» **Request**
Reproduce all of the material word for word.

» **Recorded data**
▼

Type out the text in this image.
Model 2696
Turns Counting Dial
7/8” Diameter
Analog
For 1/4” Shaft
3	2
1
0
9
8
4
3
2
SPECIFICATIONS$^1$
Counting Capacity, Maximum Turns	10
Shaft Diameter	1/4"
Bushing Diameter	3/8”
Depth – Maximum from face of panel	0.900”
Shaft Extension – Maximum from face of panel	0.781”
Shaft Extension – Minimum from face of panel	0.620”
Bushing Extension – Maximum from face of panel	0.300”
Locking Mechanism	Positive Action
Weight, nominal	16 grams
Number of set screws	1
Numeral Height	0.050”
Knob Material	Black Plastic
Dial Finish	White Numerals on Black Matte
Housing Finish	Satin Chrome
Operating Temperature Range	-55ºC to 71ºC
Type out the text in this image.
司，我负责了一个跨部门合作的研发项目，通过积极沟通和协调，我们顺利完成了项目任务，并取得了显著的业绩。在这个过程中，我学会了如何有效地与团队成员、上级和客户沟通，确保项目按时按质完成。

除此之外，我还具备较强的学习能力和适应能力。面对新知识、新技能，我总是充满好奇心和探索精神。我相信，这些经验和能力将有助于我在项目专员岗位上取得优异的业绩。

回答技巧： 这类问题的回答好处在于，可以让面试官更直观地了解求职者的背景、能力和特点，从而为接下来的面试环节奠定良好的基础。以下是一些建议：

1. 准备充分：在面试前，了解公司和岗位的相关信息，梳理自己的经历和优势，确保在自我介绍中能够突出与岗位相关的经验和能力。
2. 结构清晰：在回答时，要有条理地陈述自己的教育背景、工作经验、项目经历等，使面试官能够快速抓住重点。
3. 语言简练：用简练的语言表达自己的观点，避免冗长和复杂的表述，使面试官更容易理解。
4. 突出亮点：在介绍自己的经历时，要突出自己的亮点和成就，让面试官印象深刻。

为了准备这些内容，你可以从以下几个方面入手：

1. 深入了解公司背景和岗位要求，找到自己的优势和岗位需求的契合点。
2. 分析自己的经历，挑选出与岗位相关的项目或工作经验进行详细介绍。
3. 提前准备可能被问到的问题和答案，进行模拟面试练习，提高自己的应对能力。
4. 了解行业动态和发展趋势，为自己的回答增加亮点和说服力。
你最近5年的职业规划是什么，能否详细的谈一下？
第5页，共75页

▲

» **Response to this exercise**
Type out the text in this image.
Model 2696
Turns Counting Dial
7/8” Diameter
Analog
For 1/4” Shaft
3	2
1
0
9
8
4
3
2
SPECIFICATIONS$^1$
Counting Capacity, Maximum Turns	10
Shaft Diameter	1/4"
Bushing Diameter	3/8”
Depth – Maximum from face of panel	0.900”
Shaft Extension – Maximum from face of panel	0.781”
Shaft Extension – Minimum from face of panel	0.620”
Bushing Extension – Maximum from face of panel	0.300”
Locking Mechanism	Positive Action
Weight, nominal	16 grams
Number of set screws	1
Numeral Height	0.050”
Knob Material	Black Plastic
Dial Finish	White Numerals on Black Matte
Housing Finish	Satin Chrome
Operating Temperature Range	-55ºC to 71ºC
Type out the text in this image.
司，我负责了一个跨部门合作的研发项目，通过积极沟通和协调，我们顺利完成了项目任务，并取得了显著的业绩。在这个过程中，我学会了如何有效地与团队成员、上级和客户沟通，确保项目按时按质完成。

除此之外，我还具备较强的学习能力和适应能力。面对新知识、新技能，我总是充满好奇心和探索精神。我相信，这些经验和能力将有助于我在项目专员岗位上取得优异的业绩。

回答技巧： 这类问题的回答好处在于，可以让面试官更直观地了解求职者的背景、能力和特点，从而为接下来的面试环节奠定良好的基础。以下是一些建议：

1. 准备充分：在面试前，了解公司和岗位的相关信息，梳理自己的经历和优势，确保在自我介绍中能够突出与岗位相关的经验和能力。
2. 结构清晰：在回答时，要有条理地陈述自己的教育背景、工作经验、项目经历等，使面试官能够快速抓住重点。
3. 语言简练：用简练的语言表达自己的观点，避免冗长和复杂的表述，使面试官更容易理解。
4. 突出亮点：在介绍自己的经历时，要突出自己的亮点和成就，让面试官印象深刻。

为了准备这些内容，你可以从以下几个方面入手：

1. 深入了解公司背景和岗位要求，找到自己的优势和岗位需求的契合点。
2. 分析自己的经历，挑选出与岗位相关的项目或工作经验进行详细介绍。
3. 提前准备可能被问到的问题和答案，进行模拟面试练习，提高自己的应对能力。
4. 了解行业动态和发展趋势，为自己的回答增加亮点和说服力。
你最近5年的职业规划是什么，能否详细的谈一下？
第5页，共75页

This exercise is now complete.